* START The records *

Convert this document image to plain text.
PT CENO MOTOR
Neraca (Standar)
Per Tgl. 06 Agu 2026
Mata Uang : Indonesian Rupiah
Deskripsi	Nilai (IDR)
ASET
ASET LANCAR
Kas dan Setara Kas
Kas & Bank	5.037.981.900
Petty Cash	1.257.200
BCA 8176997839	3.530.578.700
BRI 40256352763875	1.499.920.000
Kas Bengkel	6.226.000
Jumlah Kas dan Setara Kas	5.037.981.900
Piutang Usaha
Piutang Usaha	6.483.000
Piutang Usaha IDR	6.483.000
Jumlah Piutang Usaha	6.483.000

* END The records *
* START The records *

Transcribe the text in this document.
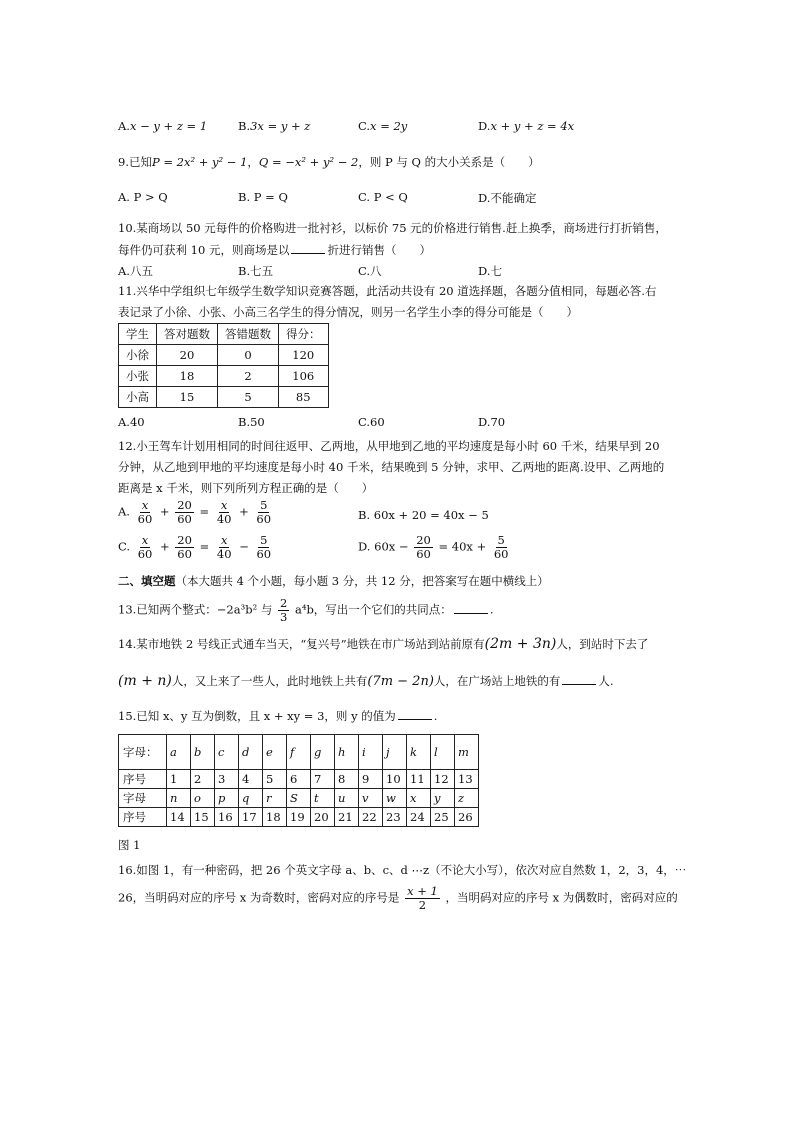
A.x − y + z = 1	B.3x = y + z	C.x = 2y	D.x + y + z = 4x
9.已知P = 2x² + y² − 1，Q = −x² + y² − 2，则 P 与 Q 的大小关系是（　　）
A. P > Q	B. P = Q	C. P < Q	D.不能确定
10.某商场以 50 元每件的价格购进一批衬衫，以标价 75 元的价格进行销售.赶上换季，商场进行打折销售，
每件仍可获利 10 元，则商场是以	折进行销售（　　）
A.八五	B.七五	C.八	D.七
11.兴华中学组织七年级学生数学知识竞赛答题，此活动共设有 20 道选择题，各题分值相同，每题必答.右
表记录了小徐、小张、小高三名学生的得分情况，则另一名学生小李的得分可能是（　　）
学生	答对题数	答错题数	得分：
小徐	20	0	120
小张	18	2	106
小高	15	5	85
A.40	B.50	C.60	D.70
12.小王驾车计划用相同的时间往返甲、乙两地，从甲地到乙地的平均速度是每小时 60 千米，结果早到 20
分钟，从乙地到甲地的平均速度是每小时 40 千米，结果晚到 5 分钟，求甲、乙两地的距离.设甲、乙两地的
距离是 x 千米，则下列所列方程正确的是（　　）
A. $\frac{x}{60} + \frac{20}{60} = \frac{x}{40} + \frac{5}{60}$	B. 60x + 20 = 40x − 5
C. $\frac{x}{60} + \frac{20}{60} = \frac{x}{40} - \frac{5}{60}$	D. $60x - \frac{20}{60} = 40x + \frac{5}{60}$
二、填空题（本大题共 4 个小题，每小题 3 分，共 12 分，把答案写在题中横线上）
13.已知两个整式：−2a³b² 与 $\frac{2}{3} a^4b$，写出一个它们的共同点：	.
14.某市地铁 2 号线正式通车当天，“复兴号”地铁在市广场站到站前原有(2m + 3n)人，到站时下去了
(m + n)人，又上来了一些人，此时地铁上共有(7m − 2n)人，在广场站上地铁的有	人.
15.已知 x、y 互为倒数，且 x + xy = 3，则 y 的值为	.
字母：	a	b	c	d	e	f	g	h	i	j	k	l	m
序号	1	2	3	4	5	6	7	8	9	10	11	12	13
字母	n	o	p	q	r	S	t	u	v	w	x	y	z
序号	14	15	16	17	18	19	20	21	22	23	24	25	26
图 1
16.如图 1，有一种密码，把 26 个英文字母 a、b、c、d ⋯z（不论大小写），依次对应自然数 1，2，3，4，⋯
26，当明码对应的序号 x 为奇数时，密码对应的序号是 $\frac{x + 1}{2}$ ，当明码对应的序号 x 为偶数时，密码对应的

* END The records *

Directions →
Copy every line of the listing that contains the word "Jumlah".

Expected answer →
Jumlah Kas dan Setara Kas	5.037.981.900
Jumlah Piutang Usaha	6.483.000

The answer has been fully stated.